>> begin Data supplied

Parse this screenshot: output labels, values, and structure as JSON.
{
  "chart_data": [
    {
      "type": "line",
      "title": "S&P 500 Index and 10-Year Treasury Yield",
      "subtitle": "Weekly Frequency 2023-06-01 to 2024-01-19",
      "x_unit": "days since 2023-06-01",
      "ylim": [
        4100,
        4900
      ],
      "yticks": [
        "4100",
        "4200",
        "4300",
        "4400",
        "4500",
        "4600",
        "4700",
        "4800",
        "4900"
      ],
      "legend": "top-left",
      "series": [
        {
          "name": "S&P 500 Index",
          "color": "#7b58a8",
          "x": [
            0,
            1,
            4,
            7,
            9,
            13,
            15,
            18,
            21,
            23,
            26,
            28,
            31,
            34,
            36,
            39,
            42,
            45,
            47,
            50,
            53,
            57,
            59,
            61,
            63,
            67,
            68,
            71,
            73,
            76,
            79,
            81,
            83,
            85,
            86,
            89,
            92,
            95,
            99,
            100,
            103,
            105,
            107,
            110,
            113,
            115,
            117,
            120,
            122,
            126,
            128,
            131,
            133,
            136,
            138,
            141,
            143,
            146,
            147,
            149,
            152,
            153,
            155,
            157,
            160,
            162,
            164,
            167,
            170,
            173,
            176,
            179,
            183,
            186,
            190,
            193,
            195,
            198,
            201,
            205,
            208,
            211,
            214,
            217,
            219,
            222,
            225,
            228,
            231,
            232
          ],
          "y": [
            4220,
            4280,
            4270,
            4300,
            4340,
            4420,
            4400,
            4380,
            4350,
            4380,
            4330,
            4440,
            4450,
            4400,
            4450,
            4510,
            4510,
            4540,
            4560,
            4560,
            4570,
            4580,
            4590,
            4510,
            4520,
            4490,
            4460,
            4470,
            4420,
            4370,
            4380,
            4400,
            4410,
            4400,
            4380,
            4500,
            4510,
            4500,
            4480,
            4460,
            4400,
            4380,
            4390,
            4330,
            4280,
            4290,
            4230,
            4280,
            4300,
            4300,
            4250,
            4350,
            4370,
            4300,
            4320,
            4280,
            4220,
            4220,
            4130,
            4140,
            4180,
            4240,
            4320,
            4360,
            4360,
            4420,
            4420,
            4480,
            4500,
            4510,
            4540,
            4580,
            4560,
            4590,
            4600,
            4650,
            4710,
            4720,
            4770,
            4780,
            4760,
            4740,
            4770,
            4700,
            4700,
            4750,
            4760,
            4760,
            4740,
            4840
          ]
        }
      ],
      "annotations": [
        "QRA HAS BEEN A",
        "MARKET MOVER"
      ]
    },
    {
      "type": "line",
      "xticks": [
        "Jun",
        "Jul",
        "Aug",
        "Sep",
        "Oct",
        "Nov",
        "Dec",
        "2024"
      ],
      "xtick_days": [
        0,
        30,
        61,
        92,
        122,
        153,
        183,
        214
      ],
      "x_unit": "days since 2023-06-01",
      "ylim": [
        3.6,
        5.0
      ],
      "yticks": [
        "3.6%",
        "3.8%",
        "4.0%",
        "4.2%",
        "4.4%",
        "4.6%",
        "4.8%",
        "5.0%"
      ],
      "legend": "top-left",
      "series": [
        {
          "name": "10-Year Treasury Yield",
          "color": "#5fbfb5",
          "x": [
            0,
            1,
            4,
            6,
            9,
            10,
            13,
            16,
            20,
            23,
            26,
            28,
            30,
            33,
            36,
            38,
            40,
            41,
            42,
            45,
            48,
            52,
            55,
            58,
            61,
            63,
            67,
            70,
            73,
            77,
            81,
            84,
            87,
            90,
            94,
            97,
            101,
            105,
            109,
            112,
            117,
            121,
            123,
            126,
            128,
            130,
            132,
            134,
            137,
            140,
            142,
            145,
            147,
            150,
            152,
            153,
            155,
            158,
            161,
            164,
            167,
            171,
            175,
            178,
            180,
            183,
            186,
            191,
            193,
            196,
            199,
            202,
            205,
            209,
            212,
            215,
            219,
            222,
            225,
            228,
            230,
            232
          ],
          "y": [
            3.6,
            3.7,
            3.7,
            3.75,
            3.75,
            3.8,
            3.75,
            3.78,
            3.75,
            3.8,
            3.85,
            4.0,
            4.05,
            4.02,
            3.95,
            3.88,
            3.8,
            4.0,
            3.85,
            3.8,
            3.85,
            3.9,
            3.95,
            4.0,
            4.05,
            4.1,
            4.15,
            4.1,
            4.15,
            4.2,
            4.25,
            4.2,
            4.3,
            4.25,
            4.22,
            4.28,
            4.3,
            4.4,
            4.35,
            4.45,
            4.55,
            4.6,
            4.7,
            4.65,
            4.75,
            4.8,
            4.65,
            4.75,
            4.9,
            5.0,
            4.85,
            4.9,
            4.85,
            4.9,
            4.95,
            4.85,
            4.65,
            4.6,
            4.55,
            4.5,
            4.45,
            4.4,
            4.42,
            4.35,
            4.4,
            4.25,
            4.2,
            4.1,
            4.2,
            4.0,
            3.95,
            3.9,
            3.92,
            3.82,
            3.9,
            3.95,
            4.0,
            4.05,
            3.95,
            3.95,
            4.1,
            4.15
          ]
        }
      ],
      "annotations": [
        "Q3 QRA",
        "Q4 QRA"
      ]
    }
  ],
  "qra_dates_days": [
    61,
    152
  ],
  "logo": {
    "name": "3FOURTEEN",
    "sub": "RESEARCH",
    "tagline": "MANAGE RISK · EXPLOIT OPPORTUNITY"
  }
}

>> end Data supplied

- **Exercise prompt**:
Output all of the data again, exactly.

- **Exercise answer**:
Parse this screenshot: output labels, values, and structure as JSON.
{
  "chart_data": [
    {
      "type": "line",
      "title": "S&P 500 Index and 10-Year Treasury Yield",
      "subtitle": "Weekly Frequency 2023-06-01 to 2024-01-19",
      "x_unit": "days since 2023-06-01",
      "ylim": [
        4100,
        4900
      ],
      "yticks": [
        "4100",
        "4200",
        "4300",
        "4400",
        "4500",
        "4600",
        "4700",
        "4800",
        "4900"
      ],
      "legend": "top-left",
      "series": [
        {
          "name": "S&P 500 Index",
          "color": "#7b58a8",
          "x": [
            0,
            1,
            4,
            7,
            9,
            13,
            15,
            18,
            21,
            23,
            26,
            28,
            31,
            34,
            36,
            39,
            42,
            45,
            47,
            50,
            53,
            57,
            59,
            61,
            63,
            67,
            68,
            71,
            73,
            76,
            79,
            81,
            83,
            85,
            86,
            89,
            92,
            95,
            99,
            100,
            103,
            105,
            107,
            110,
            113,
            115,
            117,
            120,
            122,
            126,
            128,
            131,
            133,
            136,
            138,
            141,
            143,
            146,
            147,
            149,
            152,
            153,
            155,
            157,
            160,
            162,
            164,
            167,
            170,
            173,
            176,
            179,
            183,
            186,
            190,
            193,
            195,
            198,
            201,
            205,
            208,
            211,
            214,
            217,
            219,
            222,
            225,
            228,
            231,
            232
          ],
          "y": [
            4220,
            4280,
            4270,
            4300,
            4340,
            4420,
            4400,
            4380,
            4350,
            4380,
            4330,
            4440,
            4450,
            4400,
            4450,
            4510,
            4510,
            4540,
            4560,
            4560,
            4570,
            4580,
            4590,
            4510,
            4520,
            4490,
            4460,
            4470,
            4420,
            4370,
            4380,
            4400,
            4410,
            4400,
            4380,
            4500,
            4510,
            4500,
            4480,
            4460,
            4400,
            4380,
            4390,
            4330,
            4280,
            4290,
            4230,
            4280,
            4300,
            4300,
            4250,
            4350,
            4370,
            4300,
            4320,
            4280,
            4220,
            4220,
            4130,
            4140,
            4180,
            4240,
            4320,
            4360,
            4360,
            4420,
            4420,
            4480,
            4500,
            4510,
            4540,
            4580,
            4560,
            4590,
            4600,
            4650,
            4710,
            4720,
            4770,
            4780,
            4760,
            4740,
            4770,
            4700,
            4700,
            4750,
            4760,
            4760,
            4740,
            4840
          ]
        }
      ],
      "annotations": [
        "QRA HAS BEEN A",
        "MARKET MOVER"
      ]
    },
    {
      "type": "line",
      "xticks": [
        "Jun",
        "Jul",
        "Aug",
        "Sep",
        "Oct",
        "Nov",
        "Dec",
        "2024"
      ],
      "xtick_days": [
        0,
        30,
        61,
        92,
        122,
        153,
        183,
        214
      ],
      "x_unit": "days since 2023-06-01",
      "ylim": [
        3.6,
        5.0
      ],
      "yticks": [
        "3.6%",
        "3.8%",
        "4.0%",
        "4.2%",
        "4.4%",
        "4.6%",
        "4.8%",
        "5.0%"
      ],
      "legend": "top-left",
      "series": [
        {
          "name": "10-Year Treasury Yield",
          "color": "#5fbfb5",
          "x": [
            0,
            1,
            4,
            6,
            9,
            10,
            13,
            16,
            20,
            23,
            26,
            28,
            30,
            33,
            36,
            38,
            40,
            41,
            42,
            45,
            48,
            52,
            55,
            58,
            61,
            63,
            67,
            70,
            73,
            77,
            81,
            84,
            87,
            90,
            94,
            97,
            101,
            105,
            109,
            112,
            117,
            121,
            123,
            126,
            128,
            130,
            132,
            134,
            137,
            140,
            142,
            145,
            147,
            150,
            152,
            153,
            155,
            158,
            161,
            164,
            167,
            171,
            175,
            178,
            180,
            183,
            186,
            191,
            193,
            196,
            199,
            202,
            205,
            209,
            212,
            215,
            219,
            222,
            225,
            228,
            230,
            232
          ],
          "y": [
            3.6,
            3.7,
            3.7,
            3.75,
            3.75,
            3.8,
            3.75,
            3.78,
            3.75,
            3.8,
            3.85,
            4.0,
            4.05,
            4.02,
            3.95,
            3.88,
            3.8,
            4.0,
            3.85,
            3.8,
            3.85,
            3.9,
            3.95,
            4.0,
            4.05,
            4.1,
            4.15,
            4.1,
            4.15,
            4.2,
            4.25,
            4.2,
            4.3,
            4.25,
            4.22,
            4.28,
            4.3,
            4.4,
            4.35,
            4.45,
            4.55,
            4.6,
            4.7,
            4.65,
            4.75,
            4.8,
            4.65,
            4.75,
            4.9,
            5.0,
            4.85,
            4.9,
            4.85,
            4.9,
            4.95,
            4.85,
            4.65,
            4.6,
            4.55,
            4.5,
            4.45,
            4.4,
            4.42,
            4.35,
            4.4,
            4.25,
            4.2,
            4.1,
            4.2,
            4.0,
            3.95,
            3.9,
            3.92,
            3.82,
            3.9,
            3.95,
            4.0,
            4.05,
            3.95,
            3.95,
            4.1,
            4.15
          ]
        }
      ],
      "annotations": [
        "Q3 QRA",
        "Q4 QRA"
      ]
    }
  ],
  "qra_dates_days": [
    61,
    152
  ],
  "logo": {
    "name": "3FOURTEEN",
    "sub": "RESEARCH",
    "tagline": "MANAGE RISK · EXPLOIT OPPORTUNITY"
  }
}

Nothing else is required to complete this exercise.